(What you will do) Copy out every record below exactly as written, but leave out any pictures.

==== Data in this exercise

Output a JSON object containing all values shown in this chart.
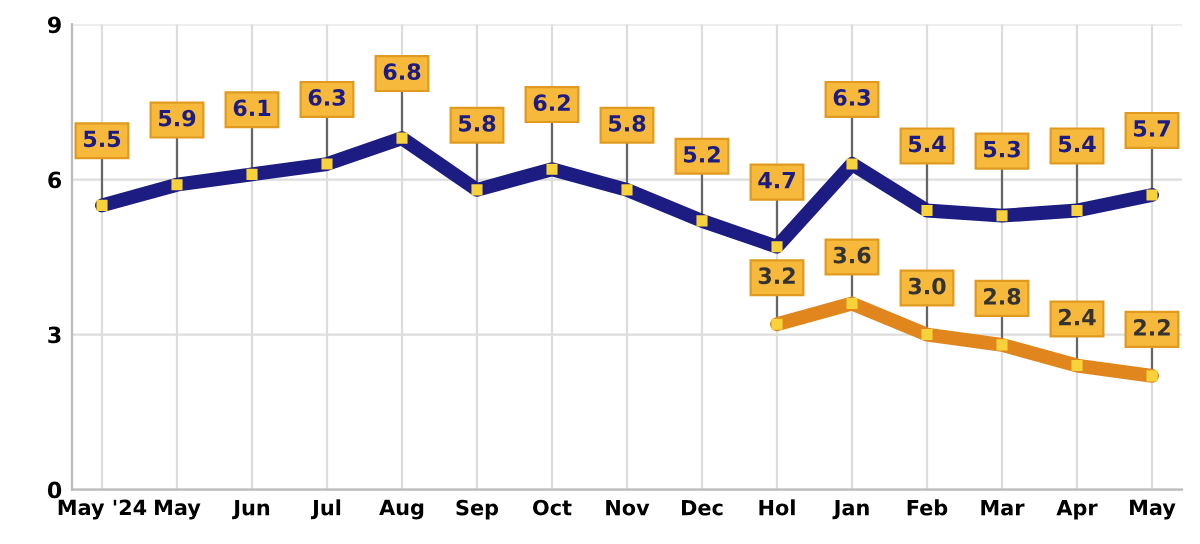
{
  "chart_data": {
    "type": "line",
    "categories": [
      "May '24",
      "May",
      "Jun",
      "Jul",
      "Aug",
      "Sep",
      "Oct",
      "Nov",
      "Dec",
      "Hol",
      "Jan",
      "Feb",
      "Mar",
      "Apr",
      "May"
    ],
    "series": [
      {
        "color": "#1c1c82",
        "values": [
          5.5,
          5.9,
          6.1,
          6.3,
          6.8,
          5.8,
          6.2,
          5.8,
          5.2,
          4.7,
          6.3,
          5.4,
          5.3,
          5.4,
          5.7
        ],
        "value_labels": [
          "5.5",
          "5.9",
          "6.1",
          "6.3",
          "6.8",
          "5.8",
          "6.2",
          "5.8",
          "5.2",
          "4.7",
          "6.3",
          "5.4",
          "5.3",
          "5.4",
          "5.7"
        ]
      },
      {
        "color": "#e0861c",
        "values": [
          null,
          null,
          null,
          null,
          null,
          null,
          null,
          null,
          null,
          3.2,
          3.6,
          3.0,
          2.8,
          2.4,
          2.2
        ],
        "value_labels": [
          null,
          null,
          null,
          null,
          null,
          null,
          null,
          null,
          null,
          "3.2",
          "3.6",
          "3.0",
          "2.8",
          "2.4",
          "2.2"
        ]
      }
    ],
    "ylim": [
      0,
      9
    ],
    "yticks": [
      0,
      3,
      6,
      9
    ],
    "grid": true,
    "marker": "square",
    "line_style": "solid"
  }
}
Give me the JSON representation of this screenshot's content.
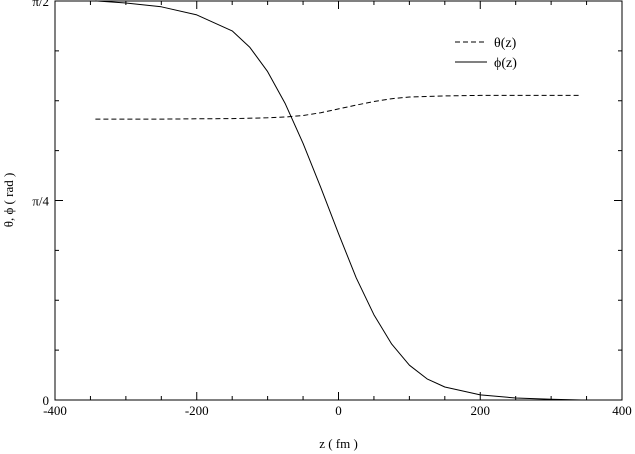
{
  "chart_data": {
    "type": "line",
    "title": "",
    "xlabel": "z  ( fm )",
    "ylabel": "θ, ϕ  ( rad )",
    "xlim": [
      -400,
      400
    ],
    "ylim": [
      0,
      1.5708
    ],
    "x_ticks": [
      {
        "value": -400,
        "label": "-400"
      },
      {
        "value": -200,
        "label": "-200"
      },
      {
        "value": 0,
        "label": "0"
      },
      {
        "value": 200,
        "label": "200"
      },
      {
        "value": 400,
        "label": "400"
      }
    ],
    "y_ticks": [
      {
        "value": 0,
        "label": "0"
      },
      {
        "value": 0.7854,
        "label": "π/4"
      },
      {
        "value": 1.5708,
        "label": "π/2"
      }
    ],
    "grid": false,
    "legend_position": "top-right",
    "series": [
      {
        "name": "θ(z)",
        "style": "dashed",
        "color": "#000000",
        "x": [
          -343,
          -300,
          -250,
          -200,
          -150,
          -100,
          -75,
          -50,
          -25,
          0,
          25,
          50,
          75,
          100,
          150,
          200,
          250,
          300,
          343
        ],
        "y": [
          1.106,
          1.106,
          1.106,
          1.107,
          1.108,
          1.111,
          1.114,
          1.12,
          1.131,
          1.146,
          1.161,
          1.175,
          1.186,
          1.193,
          1.197,
          1.199,
          1.199,
          1.199,
          1.199
        ]
      },
      {
        "name": "ϕ(z)",
        "style": "solid",
        "color": "#000000",
        "x": [
          -343,
          -300,
          -250,
          -200,
          -150,
          -125,
          -100,
          -75,
          -50,
          -25,
          0,
          25,
          50,
          75,
          100,
          125,
          150,
          200,
          250,
          300,
          343
        ],
        "y": [
          1.571,
          1.563,
          1.548,
          1.516,
          1.453,
          1.388,
          1.293,
          1.166,
          1.01,
          0.836,
          0.655,
          0.481,
          0.336,
          0.22,
          0.137,
          0.083,
          0.051,
          0.02,
          0.008,
          0.003,
          0.0
        ]
      }
    ]
  }
}
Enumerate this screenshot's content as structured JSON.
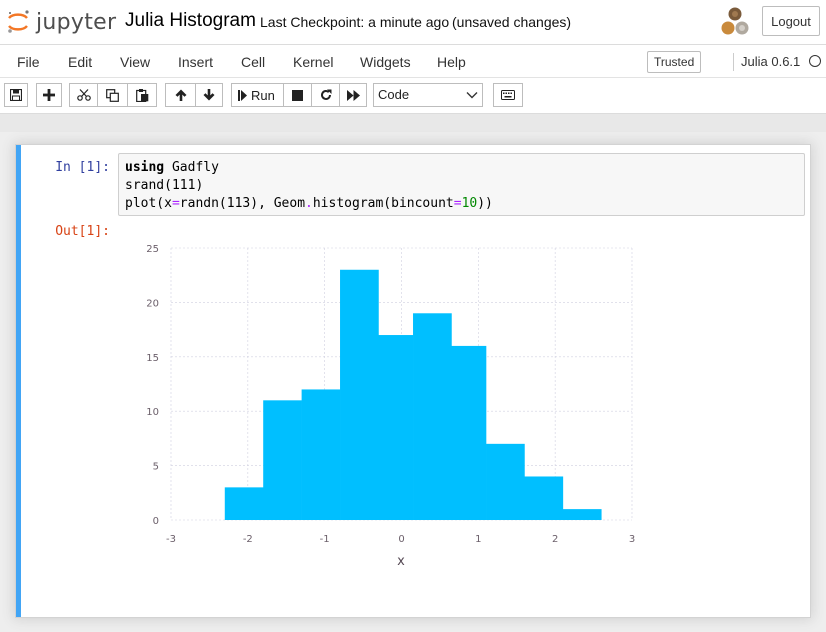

========

(Exercise output)
Output a JSON object containing all values shown in this chart.
{
  "chart_data": {
    "type": "line",
    "categories": [
      "May '24",
      "May",
      "Jun",
      "Jul",
      "Aug",
      "Sep",
      "Oct",
      "Nov",
      "Dec",
      "Hol",
      "Jan",
      "Feb",
      "Mar",
      "Apr",
      "May"
    ],
    "series": [
      {
        "color": "#1c1c82",
        "values": [
          5.5,
          5.9,
          6.1,
          6.3,
          6.8,
          5.8,
          6.2,
          5.8,
          5.2,
          4.7,
          6.3,
          5.4,
          5.3,
          5.4,
          5.7
        ],
        "value_labels": [
          "5.5",
          "5.9",
          "6.1",
          "6.3",
          "6.8",
          "5.8",
          "6.2",
          "5.8",
          "5.2",
          "4.7",
          "6.3",
          "5.4",
          "5.3",
          "5.4",
          "5.7"
        ]
      },
      {
        "color": "#e0861c",
        "values": [
          null,
          null,
          null,
          null,
          null,
          null,
          null,
          null,
          null,
          3.2,
          3.6,
          3.0,
          2.8,
          2.4,
          2.2
        ],
        "value_labels": [
          null,
          null,
          null,
          null,
          null,
          null,
          null,
          null,
          null,
          "3.2",
          "3.6",
          "3.0",
          "2.8",
          "2.4",
          "2.2"
        ]
      }
    ],
    "ylim": [
      0,
      9
    ],
    "yticks": [
      0,
      3,
      6,
      9
    ],
    "grid": true,
    "marker": "square",
    "line_style": "solid"
  }
}
Give me the JSON representation of this screenshot's content.
{
  "chart_data": {
    "type": "line",
    "title": "",
    "xlabel": "z  ( fm )",
    "ylabel": "θ, ϕ  ( rad )",
    "xlim": [
      -400,
      400
    ],
    "ylim": [
      0,
      1.5708
    ],
    "x_ticks": [
      {
        "value": -400,
        "label": "-400"
      },
      {
        "value": -200,
        "label": "-200"
      },
      {
        "value": 0,
        "label": "0"
      },
      {
        "value": 200,
        "label": "200"
      },
      {
        "value": 400,
        "label": "400"
      }
    ],
    "y_ticks": [
      {
        "value": 0,
        "label": "0"
      },
      {
        "value": 0.7854,
        "label": "π/4"
      },
      {
        "value": 1.5708,
        "label": "π/2"
      }
    ],
    "grid": false,
    "legend_position": "top-right",
    "series": [
      {
        "name": "θ(z)",
        "style": "dashed",
        "color": "#000000",
        "x": [
          -343,
          -300,
          -250,
          -200,
          -150,
          -100,
          -75,
          -50,
          -25,
          0,
          25,
          50,
          75,
          100,
          150,
          200,
          250,
          300,
          343
        ],
        "y": [
          1.106,
          1.106,
          1.106,
          1.107,
          1.108,
          1.111,
          1.114,
          1.12,
          1.131,
          1.146,
          1.161,
          1.175,
          1.186,
          1.193,
          1.197,
          1.199,
          1.199,
          1.199,
          1.199
        ]
      },
      {
        "name": "ϕ(z)",
        "style": "solid",
        "color": "#000000",
        "x": [
          -343,
          -300,
          -250,
          -200,
          -150,
          -125,
          -100,
          -75,
          -50,
          -25,
          0,
          25,
          50,
          75,
          100,
          125,
          150,
          200,
          250,
          300,
          343
        ],
        "y": [
          1.571,
          1.563,
          1.548,
          1.516,
          1.453,
          1.388,
          1.293,
          1.166,
          1.01,
          0.836,
          0.655,
          0.481,
          0.336,
          0.22,
          0.137,
          0.083,
          0.051,
          0.02,
          0.008,
          0.003,
          0.0
        ]
      }
    ]
  }
}
Enumerate this screenshot's content as structured JSON.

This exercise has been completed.